▶ [Task requirements]: Exactly reproduce each record listed below.

▶ [Records for the exercise]:
================

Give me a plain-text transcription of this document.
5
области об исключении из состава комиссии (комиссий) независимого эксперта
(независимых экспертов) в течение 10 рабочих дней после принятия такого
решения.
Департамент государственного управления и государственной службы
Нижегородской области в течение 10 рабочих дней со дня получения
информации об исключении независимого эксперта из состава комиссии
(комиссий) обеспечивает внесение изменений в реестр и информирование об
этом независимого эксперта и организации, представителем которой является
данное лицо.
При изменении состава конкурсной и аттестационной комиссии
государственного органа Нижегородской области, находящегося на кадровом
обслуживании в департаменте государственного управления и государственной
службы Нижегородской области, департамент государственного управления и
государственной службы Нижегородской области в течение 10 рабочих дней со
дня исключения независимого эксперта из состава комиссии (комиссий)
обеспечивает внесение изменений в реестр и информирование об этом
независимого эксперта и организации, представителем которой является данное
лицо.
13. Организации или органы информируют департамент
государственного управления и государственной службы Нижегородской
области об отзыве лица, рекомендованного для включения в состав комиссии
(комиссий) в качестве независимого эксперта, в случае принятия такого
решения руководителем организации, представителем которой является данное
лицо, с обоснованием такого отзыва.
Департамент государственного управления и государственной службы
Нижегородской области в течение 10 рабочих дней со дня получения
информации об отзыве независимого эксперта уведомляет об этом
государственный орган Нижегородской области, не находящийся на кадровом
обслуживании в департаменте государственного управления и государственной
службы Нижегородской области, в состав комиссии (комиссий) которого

================

▶ [Problem solution]:
Give me a plain-text transcription of this document.
5
области об исключении из состава комиссии (комиссий) независимого эксперта
(независимых экспертов) в течение 10 рабочих дней после принятия такого
решения.
Департамент государственного управления и государственной службы
Нижегородской области в течение 10 рабочих дней со дня получения
информации об исключении независимого эксперта из состава комиссии
(комиссий) обеспечивает внесение изменений в реестр и информирование об
этом независимого эксперта и организации, представителем которой является
данное лицо.
При изменении состава конкурсной и аттестационной комиссии
государственного органа Нижегородской области, находящегося на кадровом
обслуживании в департаменте государственного управления и государственной
службы Нижегородской области, департамент государственного управления и
государственной службы Нижегородской области в течение 10 рабочих дней со
дня исключения независимого эксперта из состава комиссии (комиссий)
обеспечивает внесение изменений в реестр и информирование об этом
независимого эксперта и организации, представителем которой является данное
лицо.
13. Организации или органы информируют департамент
государственного управления и государственной службы Нижегородской
области об отзыве лица, рекомендованного для включения в состав комиссии
(комиссий) в качестве независимого эксперта, в случае принятия такого
решения руководителем организации, представителем которой является данное
лицо, с обоснованием такого отзыва.
Департамент государственного управления и государственной службы
Нижегородской области в течение 10 рабочих дней со дня получения
информации об отзыве независимого эксперта уведомляет об этом
государственный орган Нижегородской области, не находящийся на кадровом
обслуживании в департаменте государственного управления и государственной
службы Нижегородской области, в состав комиссии (комиссий) которого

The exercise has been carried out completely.